• [Quoted passage]:
Monday, January 26, 2009

Chef Chuck's Olive ripiene all'Ascolana


The Noble Fruit!


Stuffed olives began in the town of Ascoli Piceno, Italy. The olives grown in this region are plump and juicy, perfect for stuffing. Olives are stuffed with a minced meat and then fried. I prefer to stuff with cheese and wrap with proscuitto, now it becomes a bitter and salty treat. Or you could make these vegetarian by omitting the proscuitto. A great appetizer to make with your friends and family. The larger the olive the easier to stuff and purchase pitted olives. Often served with lemon slices and usually made on holidays or special occasions.

• [Dataset content]:
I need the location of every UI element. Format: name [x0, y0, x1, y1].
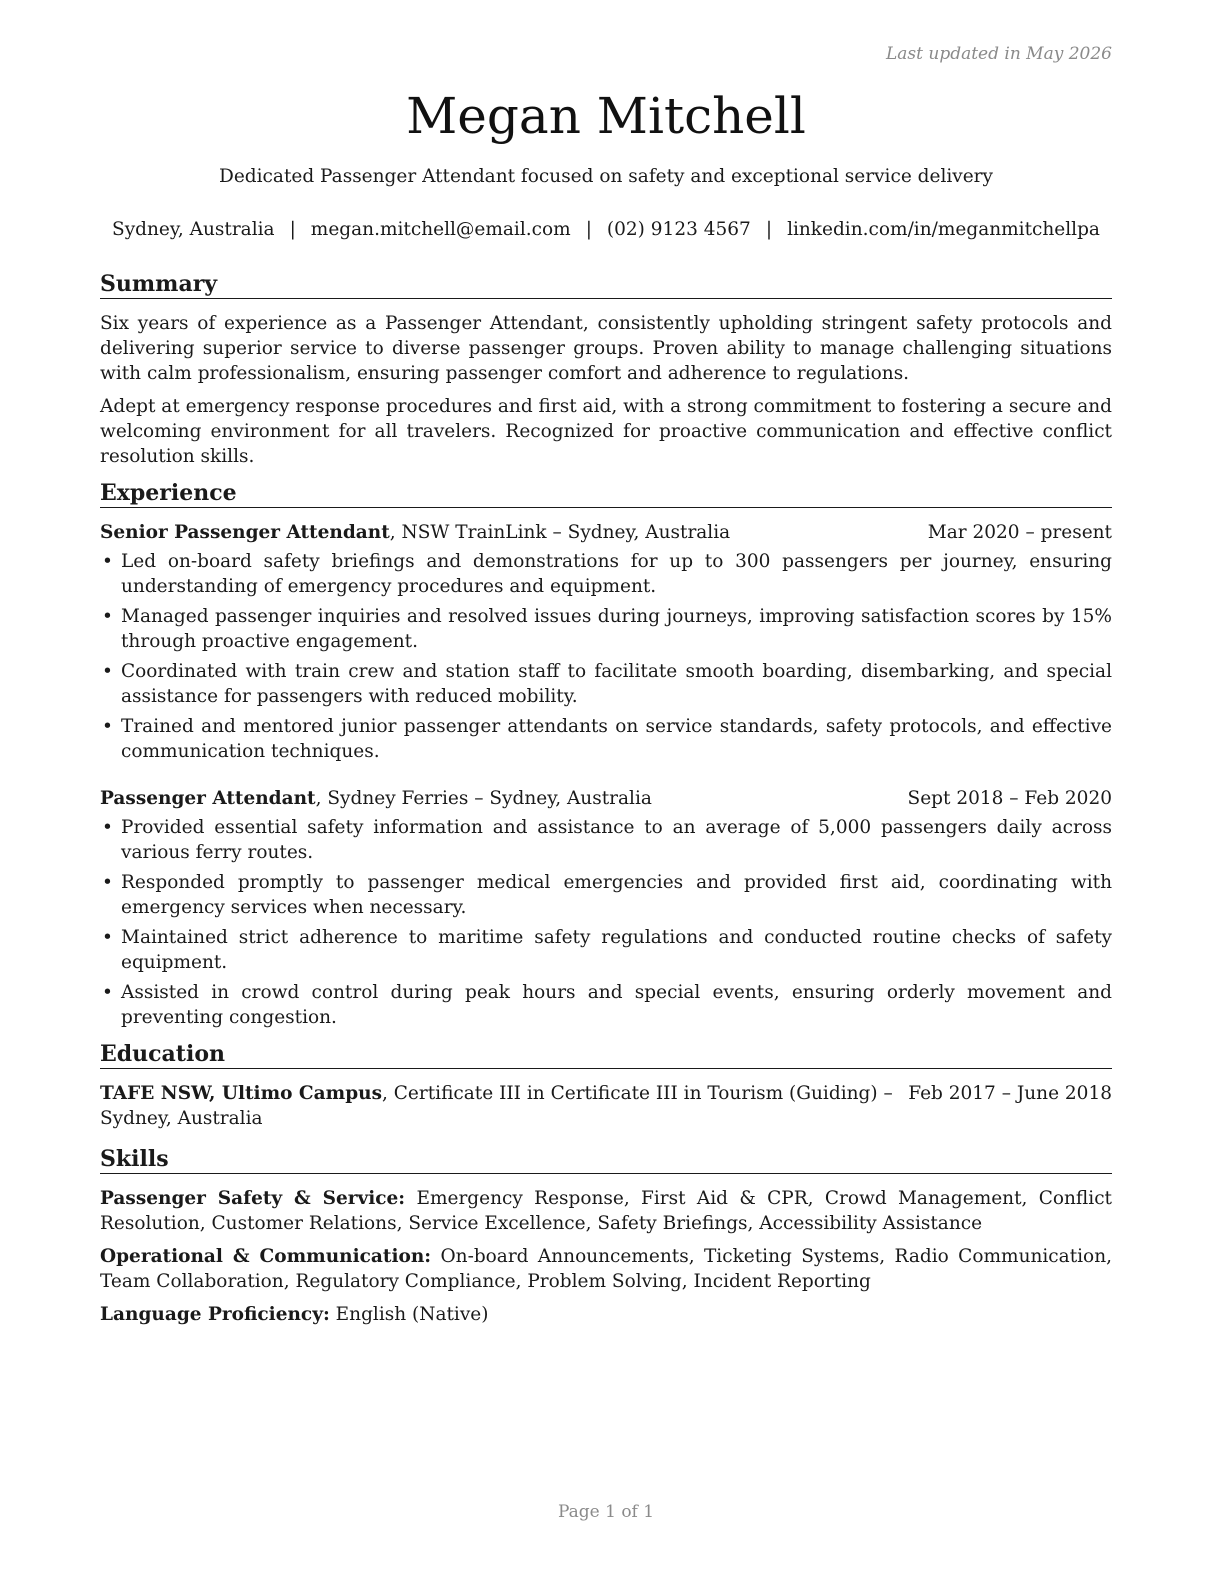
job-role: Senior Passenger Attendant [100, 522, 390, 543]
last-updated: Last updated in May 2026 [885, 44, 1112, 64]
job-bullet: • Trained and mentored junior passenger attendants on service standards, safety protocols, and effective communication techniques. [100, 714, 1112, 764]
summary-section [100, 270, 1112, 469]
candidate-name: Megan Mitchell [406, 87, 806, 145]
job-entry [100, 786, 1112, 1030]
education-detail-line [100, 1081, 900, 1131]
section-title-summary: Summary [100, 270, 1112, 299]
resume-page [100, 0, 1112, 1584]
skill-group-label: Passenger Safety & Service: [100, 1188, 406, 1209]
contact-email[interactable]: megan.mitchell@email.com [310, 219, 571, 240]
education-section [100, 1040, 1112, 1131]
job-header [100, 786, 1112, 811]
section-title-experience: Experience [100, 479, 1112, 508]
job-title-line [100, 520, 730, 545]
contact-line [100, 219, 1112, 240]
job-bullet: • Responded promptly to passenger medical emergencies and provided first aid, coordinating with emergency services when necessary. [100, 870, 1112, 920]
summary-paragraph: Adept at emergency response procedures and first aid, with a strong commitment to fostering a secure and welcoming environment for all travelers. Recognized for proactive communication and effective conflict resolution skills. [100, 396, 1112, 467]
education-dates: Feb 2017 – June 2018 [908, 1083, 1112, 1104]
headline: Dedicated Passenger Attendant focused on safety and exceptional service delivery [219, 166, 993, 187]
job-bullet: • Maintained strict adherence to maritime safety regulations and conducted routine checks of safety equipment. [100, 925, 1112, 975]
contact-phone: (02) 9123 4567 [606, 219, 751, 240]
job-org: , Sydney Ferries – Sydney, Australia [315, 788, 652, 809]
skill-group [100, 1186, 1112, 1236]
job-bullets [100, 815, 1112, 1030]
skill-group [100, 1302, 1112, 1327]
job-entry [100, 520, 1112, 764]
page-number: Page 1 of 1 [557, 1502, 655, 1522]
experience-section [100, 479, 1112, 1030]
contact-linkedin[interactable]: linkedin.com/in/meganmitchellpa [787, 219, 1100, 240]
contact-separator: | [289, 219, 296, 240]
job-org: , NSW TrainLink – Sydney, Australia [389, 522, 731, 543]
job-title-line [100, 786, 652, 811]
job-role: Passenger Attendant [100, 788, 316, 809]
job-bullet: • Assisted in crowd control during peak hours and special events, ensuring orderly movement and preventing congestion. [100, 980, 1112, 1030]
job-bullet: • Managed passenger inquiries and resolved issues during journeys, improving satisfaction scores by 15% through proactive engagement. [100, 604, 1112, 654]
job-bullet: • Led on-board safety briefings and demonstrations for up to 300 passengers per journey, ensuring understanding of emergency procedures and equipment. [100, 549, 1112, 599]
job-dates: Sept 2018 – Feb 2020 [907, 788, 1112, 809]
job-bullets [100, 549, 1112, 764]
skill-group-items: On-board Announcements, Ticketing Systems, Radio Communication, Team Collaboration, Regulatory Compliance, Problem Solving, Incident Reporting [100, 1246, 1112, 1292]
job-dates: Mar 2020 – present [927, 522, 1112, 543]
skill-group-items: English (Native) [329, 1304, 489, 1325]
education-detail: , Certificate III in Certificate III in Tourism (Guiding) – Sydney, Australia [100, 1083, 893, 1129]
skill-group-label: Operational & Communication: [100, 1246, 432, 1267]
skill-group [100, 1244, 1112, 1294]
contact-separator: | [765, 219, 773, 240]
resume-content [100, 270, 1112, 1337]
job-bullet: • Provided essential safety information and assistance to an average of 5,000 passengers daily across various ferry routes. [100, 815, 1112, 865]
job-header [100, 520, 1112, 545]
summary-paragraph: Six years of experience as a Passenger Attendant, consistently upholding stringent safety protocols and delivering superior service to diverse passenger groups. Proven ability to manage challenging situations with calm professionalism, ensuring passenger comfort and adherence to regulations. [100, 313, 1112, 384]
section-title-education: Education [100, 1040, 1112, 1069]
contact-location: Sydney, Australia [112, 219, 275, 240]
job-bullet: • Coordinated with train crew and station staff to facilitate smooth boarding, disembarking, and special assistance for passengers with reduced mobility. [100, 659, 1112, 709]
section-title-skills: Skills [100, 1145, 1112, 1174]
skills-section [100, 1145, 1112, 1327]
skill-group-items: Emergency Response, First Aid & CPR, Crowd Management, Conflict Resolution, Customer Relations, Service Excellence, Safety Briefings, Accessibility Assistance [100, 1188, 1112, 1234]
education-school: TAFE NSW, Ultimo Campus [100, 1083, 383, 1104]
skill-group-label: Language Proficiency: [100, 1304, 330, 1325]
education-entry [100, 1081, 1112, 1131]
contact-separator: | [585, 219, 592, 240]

• [Exercise task 1]: According to the stuffed olives post, in which town did stuffed olives begin?
• [Exercise task 2]: Copy out the stretch of the listing from the line containing "job-role: Senior Passenger" through the line containing "job-entry [100, 786, 1112, 1030]", both included.

• [Problem solution 1]: Ascoli Piceno, Italy.

• [Problem solution 2]:
job-role: Senior Passenger Attendant [100, 522, 390, 543]
last-updated: Last updated in May 2026 [885, 44, 1112, 64]
job-bullet: • Trained and mentored junior passenger attendants on service standards, safety protocols, and effective communication techniques. [100, 714, 1112, 764]
summary-section [100, 270, 1112, 469]
candidate-name: Megan Mitchell [406, 87, 806, 145]
job-entry [100, 786, 1112, 1030]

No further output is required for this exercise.